> **PROBLEM DESCRIPTION**
Write out all of the entries that follow, word for word, but skip the pictures.

Stored items

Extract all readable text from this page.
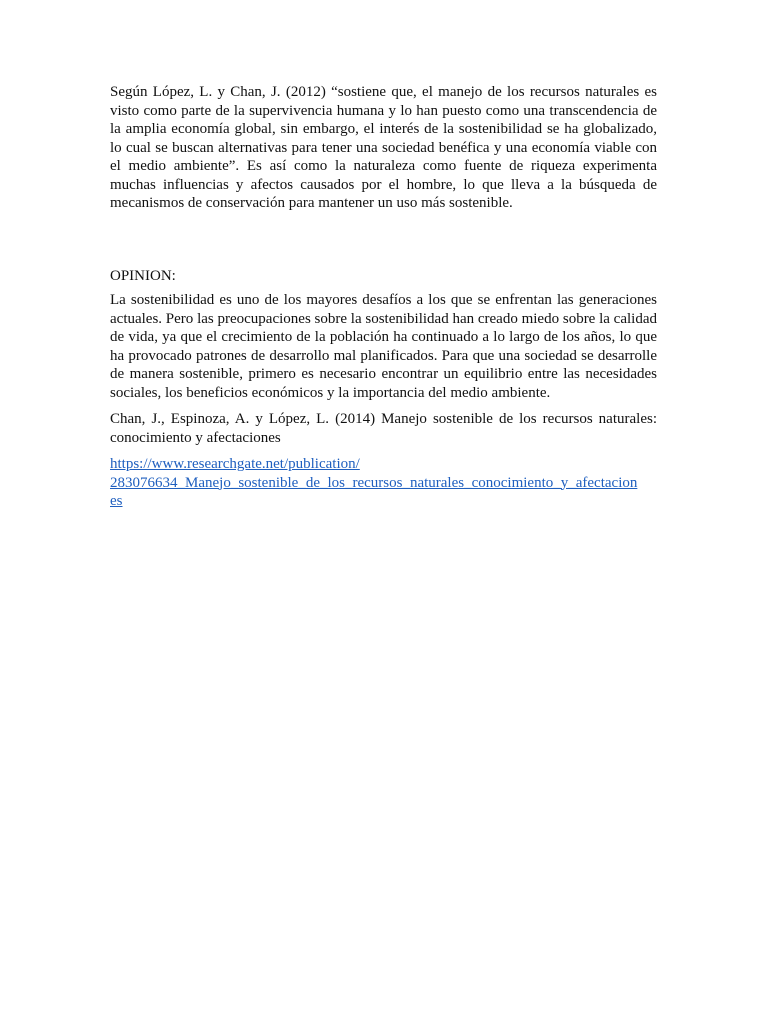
Según López, L. y Chan, J. (2012) “sostiene que, el manejo de los recursos naturales es visto como parte de la supervivencia humana y lo han puesto como una transcendencia de la amplia economía global, sin embargo, el interés de la sostenibilidad se ha globalizado, lo cual se buscan alternativas para tener una sociedad benéfica y una economía viable con el medio ambiente”. Es así como la naturaleza como fuente de riqueza experimenta muchas influencias y afectos causados por el hombre, lo que lleva a la búsqueda de mecanismos de conservación para mantener un uso más sostenible.

OPINION:

La sostenibilidad es uno de los mayores desafíos a los que se enfrentan las generaciones actuales. Pero las preocupaciones sobre la sostenibilidad han creado miedo sobre la calidad de vida, ya que el crecimiento de la población ha continuado a lo largo de los años, lo que ha provocado patrones de desarrollo mal planificados. Para que una sociedad se desarrolle de manera sostenible, primero es necesario encontrar un equilibrio entre las necesidades sociales, los beneficios económicos y la importancia del medio ambiente.

Chan, J., Espinoza, A. y López, L. (2014) Manejo sostenible de los recursos naturales: conocimiento y afectaciones

https://www.researchgate.net/publication/
283076634_Manejo_sostenible_de_los_recursos_naturales_conocimiento_y_afectacion
es
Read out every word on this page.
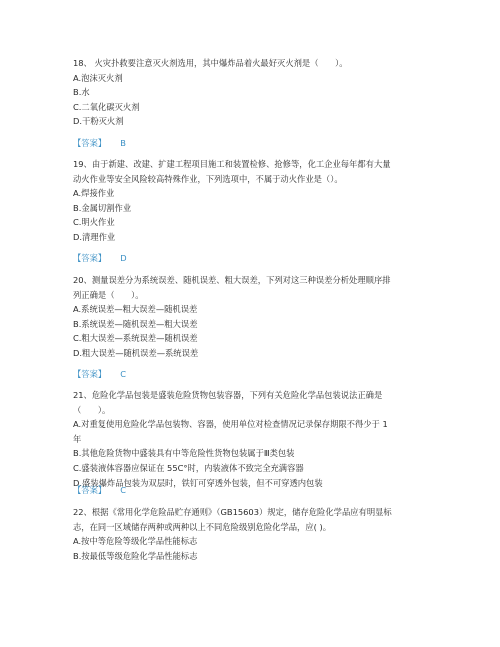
18、 火灾扑救要注意灭火剂选用，其中爆炸品着火最好灭火剂是（　　）。

A.泡沫灭火剂

B.水

C.二氧化碳灭火剂

D.干粉灭火剂

【答案】 B

19、由于新建、改建、扩建工程项目施工和装置检修、抢修等，化工企业每年都有大量动火作业等安全风险较高特殊作业，下列选项中，不属于动火作业是（）。

A.焊接作业

B.金属切割作业

C.明火作业

D.清理作业

【答案】 D

20、测量误差分为系统误差、随机误差、粗大误差，下列对这三种误差分析处理顺序排列正确是（　　）。

A.系统误差—粗大误差—随机误差

B.系统误差—随机误差—粗大误差

C.粗大误差—系统误差—随机误差

D.粗大误差—随机误差—系统误差

【答案】 C

21、危险化学品包装是盛装危险货物包装容器，下列有关危险化学品包装说法正确是（　　）。

A.对重复使用危险化学品包装物、容器，使用单位对检查情况记录保存期限不得少于 1 年

B.其他危险货物中盛装具有中等危险性货物包装属于Ⅲ类包装

C.盛装液体容器应保证在 55C°时，内装液体不致完全充满容器

D.盛装爆炸品包装为双层时，铁钉可穿透外包装，但不可穿透内包装

【答案】 C

22、根据《常用化学危险品贮存通则》（GB15603）规定，储存危险化学品应有明显标志，在同一区域储存两种或两种以上不同危险级别危险化学品，应( )。

A.按中等危险等级化学品性能标志

B.按最低等级危险化学品性能标志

> **SOLVED PROBLEM**
Extract all readable text from this page.
Según López, L. y Chan, J. (2012) “sostiene que, el manejo de los recursos naturales es visto como parte de la supervivencia humana y lo han puesto como una transcendencia de la amplia economía global, sin embargo, el interés de la sostenibilidad se ha globalizado, lo cual se buscan alternativas para tener una sociedad benéfica y una economía viable con el medio ambiente”. Es así como la naturaleza como fuente de riqueza experimenta muchas influencias y afectos causados por el hombre, lo que lleva a la búsqueda de mecanismos de conservación para mantener un uso más sostenible.

OPINION:

La sostenibilidad es uno de los mayores desafíos a los que se enfrentan las generaciones actuales. Pero las preocupaciones sobre la sostenibilidad han creado miedo sobre la calidad de vida, ya que el crecimiento de la población ha continuado a lo largo de los años, lo que ha provocado patrones de desarrollo mal planificados. Para que una sociedad se desarrolle de manera sostenible, primero es necesario encontrar un equilibrio entre las necesidades sociales, los beneficios económicos y la importancia del medio ambiente.

Chan, J., Espinoza, A. y López, L. (2014) Manejo sostenible de los recursos naturales: conocimiento y afectaciones

https://www.researchgate.net/publication/
283076634_Manejo_sostenible_de_los_recursos_naturales_conocimiento_y_afectacion
es
Read out every word on this page.
18、 火灾扑救要注意灭火剂选用，其中爆炸品着火最好灭火剂是（　　）。

A.泡沫灭火剂

B.水

C.二氧化碳灭火剂

D.干粉灭火剂

【答案】 B

19、由于新建、改建、扩建工程项目施工和装置检修、抢修等，化工企业每年都有大量动火作业等安全风险较高特殊作业，下列选项中，不属于动火作业是（）。

A.焊接作业

B.金属切割作业

C.明火作业

D.清理作业

【答案】 D

20、测量误差分为系统误差、随机误差、粗大误差，下列对这三种误差分析处理顺序排列正确是（　　）。

A.系统误差—粗大误差—随机误差

B.系统误差—随机误差—粗大误差

C.粗大误差—系统误差—随机误差

D.粗大误差—随机误差—系统误差

【答案】 C

21、危险化学品包装是盛装危险货物包装容器，下列有关危险化学品包装说法正确是（　　）。

A.对重复使用危险化学品包装物、容器，使用单位对检查情况记录保存期限不得少于 1 年

B.其他危险货物中盛装具有中等危险性货物包装属于Ⅲ类包装

C.盛装液体容器应保证在 55C°时，内装液体不致完全充满容器

D.盛装爆炸品包装为双层时，铁钉可穿透外包装，但不可穿透内包装

【答案】 C

22、根据《常用化学危险品贮存通则》（GB15603）规定，储存危险化学品应有明显标志，在同一区域储存两种或两种以上不同危险级别危险化学品，应( )。

A.按中等危险等级化学品性能标志

B.按最低等级危险化学品性能标志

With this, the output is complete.